• DATA SUPPLIED:
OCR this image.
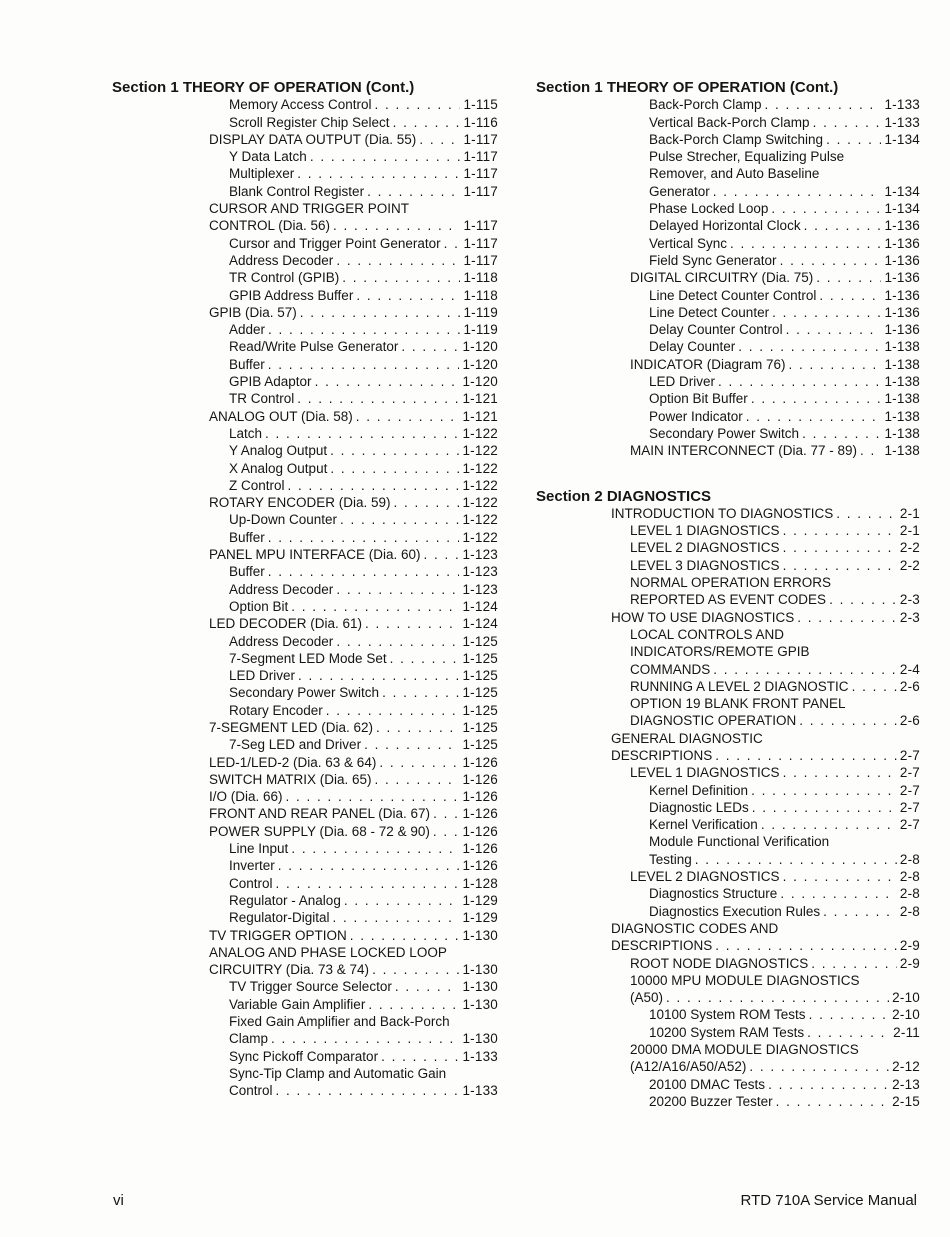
Section 1 THEORY OF OPERATION (Cont.)
Memory Access Control . . .	1-115
Scroll Register Chip Select . . .	1-116
DISPLAY DATA OUTPUT (Dia. 55) . . .	1-117
Y Data Latch . . .	1-117
Multiplexer . . .	1-117
Blank Control Register . . .	1-117
CURSOR AND TRIGGER POINT
CONTROL (Dia. 56) . . .	1-117
Cursor and Trigger Point Generator . . . 1-117
Address Decoder . . .	1-117
TR Control (GPIB) . . .	1-118
GPIB Address Buffer . . .	1-118
GPIB (Dia. 57) . . .	1-119
Adder . . .	1-119
Read/Write Pulse Generator . . .	1-120
Buffer . . .	1-120
GPIB Adaptor . . .	1-120
TR Control . . .	1-121
ANALOG OUT (Dia. 58) . . .	1-121
Latch . . .	1-122
Y Analog Output . . .	1-122
X Analog Output . . .	1-122
Z Control . . .	1-122
ROTARY ENCODER (Dia. 59) . . .	1-122
Up-Down Counter . . .	1-122
Buffer . . .	1-122
PANEL MPU INTERFACE (Dia. 60) . . .	1-123
Buffer . . .	1-123
Address Decoder . . .	1-123
Option Bit . . .	1-124
LED DECODER (Dia. 61) . . .	1-124
Address Decoder . . .	1-125
7-Segment LED Mode Set . . .	1-125
LED Driver . . .	1-125
Secondary Power Switch . . .	1-125
Rotary Encoder . . .	1-125
7-SEGMENT LED (Dia. 62) . . .	1-125
7-Seg LED and Driver . . .	1-125
LED-1/LED-2 (Dia. 63 & 64) . . .	1-126
SWITCH MATRIX (Dia. 65) . . .	1-126
I/O (Dia. 66) . . .	1-126
FRONT AND REAR PANEL (Dia. 67) . . . 1-126
POWER SUPPLY (Dia. 68 - 72 & 90) . . . 1-126
Line Input . . .	1-126
Inverter . . .	1-126
Control . . .	1-128
Regulator - Analog . . .	1-129
Regulator-Digital . . .	1-129
TV TRIGGER OPTION . . .	1-130
ANALOG AND PHASE LOCKED LOOP
CIRCUITRY (Dia. 73 & 74) . . .	1-130
TV Trigger Source Selector . . .	1-130
Variable Gain Amplifier . . .	1-130
Fixed Gain Amplifier and Back-Porch
Clamp . . .	1-130
Sync Pickoff Comparator . . .	1-133
Sync-Tip Clamp and Automatic Gain
Control . . .	1-133
Section 1 THEORY OF OPERATION (Cont.)
Back-Porch Clamp . . .	1-133
Vertical Back-Porch Clamp . . .	1-133
Back-Porch Clamp Switching . . .	1-134
Pulse Strecher, Equalizing Pulse
Remover, and Auto Baseline
Generator . . .	1-134
Phase Locked Loop . . .	1-134
Delayed Horizontal Clock . . .	1-136
Vertical Sync . . .	1-136
Field Sync Generator . . .	1-136
DIGITAL CIRCUITRY (Dia. 75) . . .	1-136
Line Detect Counter Control . . .	1-136
Line Detect Counter . . .	1-136
Delay Counter Control . . .	1-136
Delay Counter . . .	1-138
INDICATOR (Diagram 76) . . .	1-138
LED Driver . . .	1-138
Option Bit Buffer . . .	1-138
Power Indicator . . .	1-138
Secondary Power Switch . . .	1-138
MAIN INTERCONNECT (Dia. 77 - 89) . . . 1-138
Section 2 DIAGNOSTICS
INTRODUCTION TO DIAGNOSTICS . . .	2-1
LEVEL 1 DIAGNOSTICS . . .	2-1
LEVEL 2 DIAGNOSTICS . . .	2-2
LEVEL 3 DIAGNOSTICS . . .	2-2
NORMAL OPERATION ERRORS
REPORTED AS EVENT CODES . . .	2-3
HOW TO USE DIAGNOSTICS . . .	2-3
LOCAL CONTROLS AND
INDICATORS/REMOTE GPIB
COMMANDS . . .	2-4
RUNNING A LEVEL 2 DIAGNOSTIC . . .	2-6
OPTION 19 BLANK FRONT PANEL
DIAGNOSTIC OPERATION . . .	2-6
GENERAL DIAGNOSTIC
DESCRIPTIONS . . .	2-7
LEVEL 1 DIAGNOSTICS . . .	2-7
Kernel Definition . . .	2-7
Diagnostic LEDs . . .	2-7
Kernel Verification . . .	2-7
Module Functional Verification
Testing . . .	2-8
LEVEL 2 DIAGNOSTICS . . .	2-8
Diagnostics Structure . . .	2-8
Diagnostics Execution Rules . . .	2-8
DIAGNOSTIC CODES AND
DESCRIPTIONS . . .	2-9
ROOT NODE DIAGNOSTICS . . .	2-9
10000 MPU MODULE DIAGNOSTICS
(A50) . . .	2-10
10100 System ROM Tests . . .	2-10
10200 System RAM Tests . . .	2-11
20000 DMA MODULE DIAGNOSTICS
(A12/A16/A50/A52) . . .	2-12
20100 DMAC Tests . . .	2-13
20200 Buzzer Tester . . .	2-15
vi	RTD 710A Service Manual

• TASK DESCRIPTION: Whichever lines contain the string "Verification", select and copy them.

• COMPLETED EXERCISE:
Kernel Verification . . .	2-7
Module Functional Verification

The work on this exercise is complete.